<<<<

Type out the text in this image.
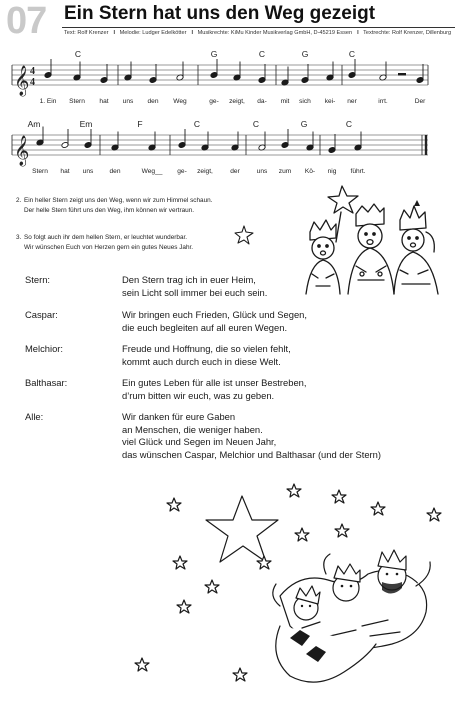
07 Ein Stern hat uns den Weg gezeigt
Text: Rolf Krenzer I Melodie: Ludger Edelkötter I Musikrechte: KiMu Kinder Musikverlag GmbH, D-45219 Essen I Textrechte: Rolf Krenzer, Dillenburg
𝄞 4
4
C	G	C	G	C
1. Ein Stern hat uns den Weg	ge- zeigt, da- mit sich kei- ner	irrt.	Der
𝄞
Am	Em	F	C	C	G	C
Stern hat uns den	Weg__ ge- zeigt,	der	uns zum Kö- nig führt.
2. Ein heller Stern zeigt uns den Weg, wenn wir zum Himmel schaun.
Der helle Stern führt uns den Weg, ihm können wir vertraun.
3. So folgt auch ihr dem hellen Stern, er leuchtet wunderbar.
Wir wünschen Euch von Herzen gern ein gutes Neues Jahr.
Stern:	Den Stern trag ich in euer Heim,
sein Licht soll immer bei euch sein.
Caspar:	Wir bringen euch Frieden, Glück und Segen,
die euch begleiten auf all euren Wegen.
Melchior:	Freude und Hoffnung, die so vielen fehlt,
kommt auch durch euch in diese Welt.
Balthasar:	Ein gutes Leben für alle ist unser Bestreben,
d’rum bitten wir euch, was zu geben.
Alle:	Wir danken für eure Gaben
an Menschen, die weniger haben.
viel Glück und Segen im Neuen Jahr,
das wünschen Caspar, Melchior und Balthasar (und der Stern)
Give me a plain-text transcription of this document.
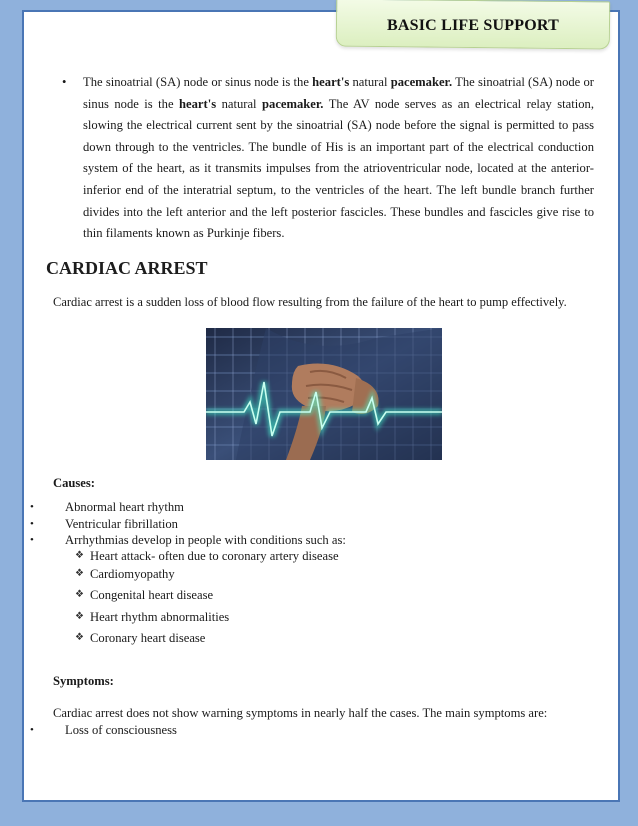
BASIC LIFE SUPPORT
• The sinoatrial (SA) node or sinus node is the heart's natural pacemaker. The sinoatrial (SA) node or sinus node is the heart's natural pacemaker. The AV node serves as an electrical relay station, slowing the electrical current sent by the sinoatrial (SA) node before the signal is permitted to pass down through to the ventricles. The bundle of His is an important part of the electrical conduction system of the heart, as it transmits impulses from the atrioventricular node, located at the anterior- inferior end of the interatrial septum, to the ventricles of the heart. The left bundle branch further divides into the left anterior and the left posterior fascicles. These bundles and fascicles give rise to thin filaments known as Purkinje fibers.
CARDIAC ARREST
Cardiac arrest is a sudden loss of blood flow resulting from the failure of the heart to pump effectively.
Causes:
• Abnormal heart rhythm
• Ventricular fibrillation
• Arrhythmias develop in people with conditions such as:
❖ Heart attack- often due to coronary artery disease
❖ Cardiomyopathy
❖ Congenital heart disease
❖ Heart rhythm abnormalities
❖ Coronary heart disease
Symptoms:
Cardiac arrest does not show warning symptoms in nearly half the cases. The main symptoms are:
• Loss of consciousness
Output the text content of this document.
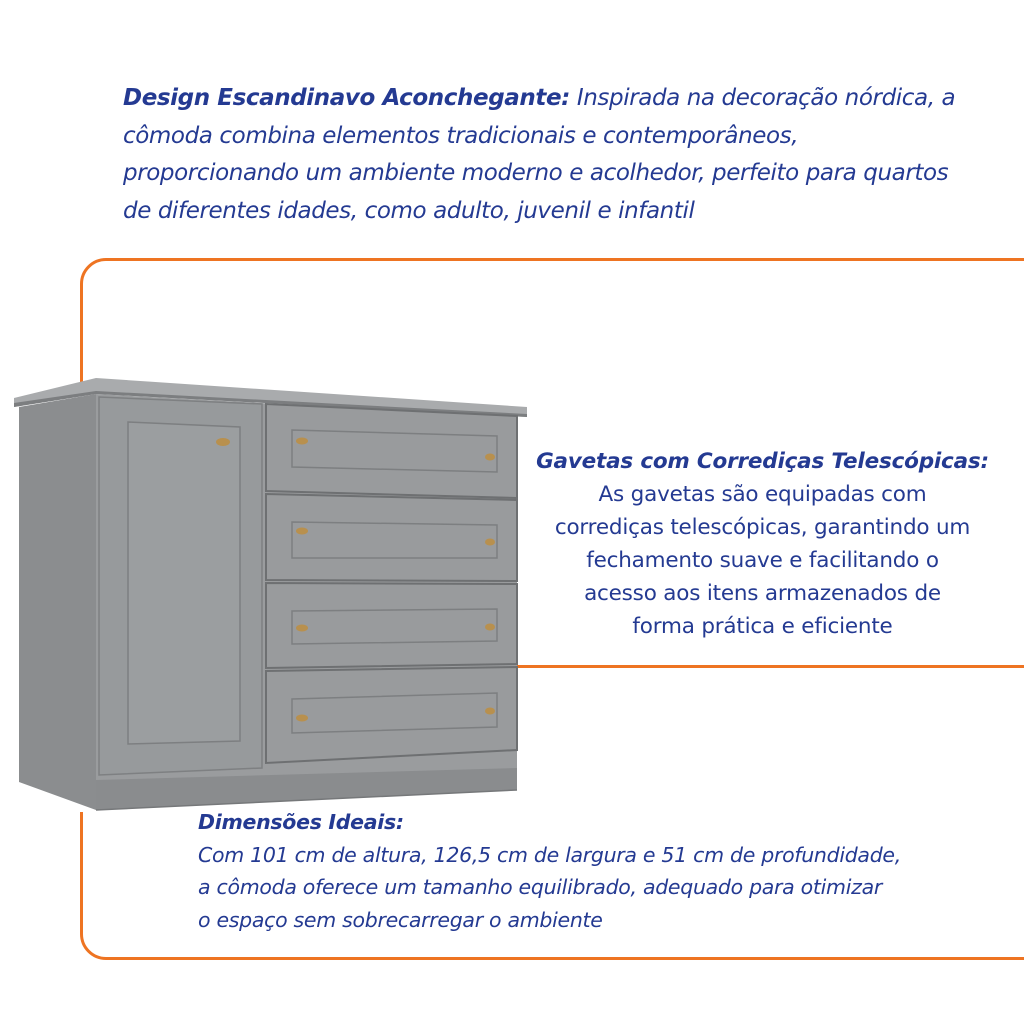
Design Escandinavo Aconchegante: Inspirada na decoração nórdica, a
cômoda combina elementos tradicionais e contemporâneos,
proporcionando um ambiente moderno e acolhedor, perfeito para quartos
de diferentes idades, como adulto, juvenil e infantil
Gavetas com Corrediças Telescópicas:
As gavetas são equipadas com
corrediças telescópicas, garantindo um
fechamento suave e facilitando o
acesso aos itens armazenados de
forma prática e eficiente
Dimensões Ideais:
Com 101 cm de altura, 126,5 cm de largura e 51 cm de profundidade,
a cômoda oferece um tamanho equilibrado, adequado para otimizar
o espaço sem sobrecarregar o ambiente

>>>>

> [Prompt] Pictures aside, set down the lines from the one containing "Give me a plain-text" through the end of the records above, exactly and only those.

> [Solution to the problem]
Give me a plain-text transcription of this document.
BASIC LIFE SUPPORT
• The sinoatrial (SA) node or sinus node is the heart's natural pacemaker. The sinoatrial (SA) node or sinus node is the heart's natural pacemaker. The AV node serves as an electrical relay station, slowing the electrical current sent by the sinoatrial (SA) node before the signal is permitted to pass down through to the ventricles. The bundle of His is an important part of the electrical conduction system of the heart, as it transmits impulses from the atrioventricular node, located at the anterior- inferior end of the interatrial septum, to the ventricles of the heart. The left bundle branch further divides into the left anterior and the left posterior fascicles. These bundles and fascicles give rise to thin filaments known as Purkinje fibers.
CARDIAC ARREST
Cardiac arrest is a sudden loss of blood flow resulting from the failure of the heart to pump effectively.
Causes:
• Abnormal heart rhythm
• Ventricular fibrillation
• Arrhythmias develop in people with conditions such as:
❖ Heart attack- often due to coronary artery disease
❖ Cardiomyopathy
❖ Congenital heart disease
❖ Heart rhythm abnormalities
❖ Coronary heart disease
Symptoms:
Cardiac arrest does not show warning symptoms in nearly half the cases. The main symptoms are:
• Loss of consciousness
Output the text content of this document.
Design Escandinavo Aconchegante: Inspirada na decoração nórdica, a
cômoda combina elementos tradicionais e contemporâneos,
proporcionando um ambiente moderno e acolhedor, perfeito para quartos
de diferentes idades, como adulto, juvenil e infantil
Gavetas com Corrediças Telescópicas:
As gavetas são equipadas com
corrediças telescópicas, garantindo um
fechamento suave e facilitando o
acesso aos itens armazenados de
forma prática e eficiente
Dimensões Ideais:
Com 101 cm de altura, 126,5 cm de largura e 51 cm de profundidade,
a cômoda oferece um tamanho equilibrado, adequado para otimizar
o espaço sem sobrecarregar o ambiente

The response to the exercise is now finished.